— start Given records —

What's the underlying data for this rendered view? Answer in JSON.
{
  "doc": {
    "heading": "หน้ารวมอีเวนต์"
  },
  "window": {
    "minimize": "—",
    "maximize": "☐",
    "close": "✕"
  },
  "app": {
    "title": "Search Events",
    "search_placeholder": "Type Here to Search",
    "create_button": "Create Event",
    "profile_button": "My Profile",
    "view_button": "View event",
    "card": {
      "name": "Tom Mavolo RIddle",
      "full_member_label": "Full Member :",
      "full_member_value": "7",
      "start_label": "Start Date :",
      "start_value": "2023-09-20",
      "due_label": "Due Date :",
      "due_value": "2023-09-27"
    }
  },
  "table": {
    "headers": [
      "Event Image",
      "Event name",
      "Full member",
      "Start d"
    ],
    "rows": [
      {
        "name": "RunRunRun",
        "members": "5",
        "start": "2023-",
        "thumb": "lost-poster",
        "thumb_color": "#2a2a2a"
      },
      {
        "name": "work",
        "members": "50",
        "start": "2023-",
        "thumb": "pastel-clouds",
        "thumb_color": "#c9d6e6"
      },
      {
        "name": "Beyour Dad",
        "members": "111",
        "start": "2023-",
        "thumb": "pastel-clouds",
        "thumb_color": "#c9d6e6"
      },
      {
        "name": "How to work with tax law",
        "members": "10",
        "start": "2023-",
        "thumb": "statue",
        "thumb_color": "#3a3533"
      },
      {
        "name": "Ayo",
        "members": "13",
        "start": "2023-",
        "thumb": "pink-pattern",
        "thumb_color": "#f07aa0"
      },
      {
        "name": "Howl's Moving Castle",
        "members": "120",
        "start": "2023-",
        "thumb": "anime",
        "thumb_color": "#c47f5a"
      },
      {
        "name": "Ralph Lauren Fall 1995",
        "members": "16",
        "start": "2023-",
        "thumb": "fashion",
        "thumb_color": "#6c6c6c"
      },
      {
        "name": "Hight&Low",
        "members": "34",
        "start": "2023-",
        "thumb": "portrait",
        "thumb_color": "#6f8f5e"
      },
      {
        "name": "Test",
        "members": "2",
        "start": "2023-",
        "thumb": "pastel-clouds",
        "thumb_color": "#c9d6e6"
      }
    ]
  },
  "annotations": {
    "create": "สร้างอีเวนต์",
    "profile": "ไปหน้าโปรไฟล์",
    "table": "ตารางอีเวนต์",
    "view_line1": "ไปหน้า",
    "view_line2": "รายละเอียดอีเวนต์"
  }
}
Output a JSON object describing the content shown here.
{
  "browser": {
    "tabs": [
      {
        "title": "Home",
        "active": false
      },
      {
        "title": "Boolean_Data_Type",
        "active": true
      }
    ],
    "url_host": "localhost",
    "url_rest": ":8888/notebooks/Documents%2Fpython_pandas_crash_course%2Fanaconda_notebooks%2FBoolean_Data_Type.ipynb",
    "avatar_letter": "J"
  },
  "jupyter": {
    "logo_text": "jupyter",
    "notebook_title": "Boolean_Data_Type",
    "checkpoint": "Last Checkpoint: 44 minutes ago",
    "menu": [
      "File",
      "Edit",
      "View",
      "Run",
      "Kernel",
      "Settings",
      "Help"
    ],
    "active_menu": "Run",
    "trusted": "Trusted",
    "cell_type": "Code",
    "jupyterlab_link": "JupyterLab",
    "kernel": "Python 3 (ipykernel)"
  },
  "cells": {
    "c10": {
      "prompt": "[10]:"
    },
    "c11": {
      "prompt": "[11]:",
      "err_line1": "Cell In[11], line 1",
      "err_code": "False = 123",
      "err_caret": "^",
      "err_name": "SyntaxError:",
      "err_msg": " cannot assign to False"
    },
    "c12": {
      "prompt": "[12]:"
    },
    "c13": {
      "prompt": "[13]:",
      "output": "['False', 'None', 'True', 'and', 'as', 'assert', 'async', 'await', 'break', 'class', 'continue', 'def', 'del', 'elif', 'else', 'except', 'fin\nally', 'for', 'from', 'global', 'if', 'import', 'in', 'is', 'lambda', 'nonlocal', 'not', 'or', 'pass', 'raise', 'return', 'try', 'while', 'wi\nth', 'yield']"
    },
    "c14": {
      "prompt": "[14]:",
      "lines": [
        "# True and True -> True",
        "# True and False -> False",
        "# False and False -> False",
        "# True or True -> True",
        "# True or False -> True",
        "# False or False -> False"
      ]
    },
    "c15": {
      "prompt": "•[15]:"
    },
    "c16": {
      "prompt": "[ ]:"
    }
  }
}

— end Given records —

• _Short task_
Print the listing above in its entirety, with every line exact.

• _Solution to the problem_
What's the underlying data for this rendered view? Answer in JSON.
{
  "doc": {
    "heading": "หน้ารวมอีเวนต์"
  },
  "window": {
    "minimize": "—",
    "maximize": "☐",
    "close": "✕"
  },
  "app": {
    "title": "Search Events",
    "search_placeholder": "Type Here to Search",
    "create_button": "Create Event",
    "profile_button": "My Profile",
    "view_button": "View event",
    "card": {
      "name": "Tom Mavolo RIddle",
      "full_member_label": "Full Member :",
      "full_member_value": "7",
      "start_label": "Start Date :",
      "start_value": "2023-09-20",
      "due_label": "Due Date :",
      "due_value": "2023-09-27"
    }
  },
  "table": {
    "headers": [
      "Event Image",
      "Event name",
      "Full member",
      "Start d"
    ],
    "rows": [
      {
        "name": "RunRunRun",
        "members": "5",
        "start": "2023-",
        "thumb": "lost-poster",
        "thumb_color": "#2a2a2a"
      },
      {
        "name": "work",
        "members": "50",
        "start": "2023-",
        "thumb": "pastel-clouds",
        "thumb_color": "#c9d6e6"
      },
      {
        "name": "Beyour Dad",
        "members": "111",
        "start": "2023-",
        "thumb": "pastel-clouds",
        "thumb_color": "#c9d6e6"
      },
      {
        "name": "How to work with tax law",
        "members": "10",
        "start": "2023-",
        "thumb": "statue",
        "thumb_color": "#3a3533"
      },
      {
        "name": "Ayo",
        "members": "13",
        "start": "2023-",
        "thumb": "pink-pattern",
        "thumb_color": "#f07aa0"
      },
      {
        "name": "Howl's Moving Castle",
        "members": "120",
        "start": "2023-",
        "thumb": "anime",
        "thumb_color": "#c47f5a"
      },
      {
        "name": "Ralph Lauren Fall 1995",
        "members": "16",
        "start": "2023-",
        "thumb": "fashion",
        "thumb_color": "#6c6c6c"
      },
      {
        "name": "Hight&Low",
        "members": "34",
        "start": "2023-",
        "thumb": "portrait",
        "thumb_color": "#6f8f5e"
      },
      {
        "name": "Test",
        "members": "2",
        "start": "2023-",
        "thumb": "pastel-clouds",
        "thumb_color": "#c9d6e6"
      }
    ]
  },
  "annotations": {
    "create": "สร้างอีเวนต์",
    "profile": "ไปหน้าโปรไฟล์",
    "table": "ตารางอีเวนต์",
    "view_line1": "ไปหน้า",
    "view_line2": "รายละเอียดอีเวนต์"
  }
}
Output a JSON object describing the content shown here.
{
  "browser": {
    "tabs": [
      {
        "title": "Home",
        "active": false
      },
      {
        "title": "Boolean_Data_Type",
        "active": true
      }
    ],
    "url_host": "localhost",
    "url_rest": ":8888/notebooks/Documents%2Fpython_pandas_crash_course%2Fanaconda_notebooks%2FBoolean_Data_Type.ipynb",
    "avatar_letter": "J"
  },
  "jupyter": {
    "logo_text": "jupyter",
    "notebook_title": "Boolean_Data_Type",
    "checkpoint": "Last Checkpoint: 44 minutes ago",
    "menu": [
      "File",
      "Edit",
      "View",
      "Run",
      "Kernel",
      "Settings",
      "Help"
    ],
    "active_menu": "Run",
    "trusted": "Trusted",
    "cell_type": "Code",
    "jupyterlab_link": "JupyterLab",
    "kernel": "Python 3 (ipykernel)"
  },
  "cells": {
    "c10": {
      "prompt": "[10]:"
    },
    "c11": {
      "prompt": "[11]:",
      "err_line1": "Cell In[11], line 1",
      "err_code": "False = 123",
      "err_caret": "^",
      "err_name": "SyntaxError:",
      "err_msg": " cannot assign to False"
    },
    "c12": {
      "prompt": "[12]:"
    },
    "c13": {
      "prompt": "[13]:",
      "output": "['False', 'None', 'True', 'and', 'as', 'assert', 'async', 'await', 'break', 'class', 'continue', 'def', 'del', 'elif', 'else', 'except', 'fin\nally', 'for', 'from', 'global', 'if', 'import', 'in', 'is', 'lambda', 'nonlocal', 'not', 'or', 'pass', 'raise', 'return', 'try', 'while', 'wi\nth', 'yield']"
    },
    "c14": {
      "prompt": "[14]:",
      "lines": [
        "# True and True -> True",
        "# True and False -> False",
        "# False and False -> False",
        "# True or True -> True",
        "# True or False -> True",
        "# False or False -> False"
      ]
    },
    "c15": {
      "prompt": "•[15]:"
    },
    "c16": {
      "prompt": "[ ]:"
    }
  }
}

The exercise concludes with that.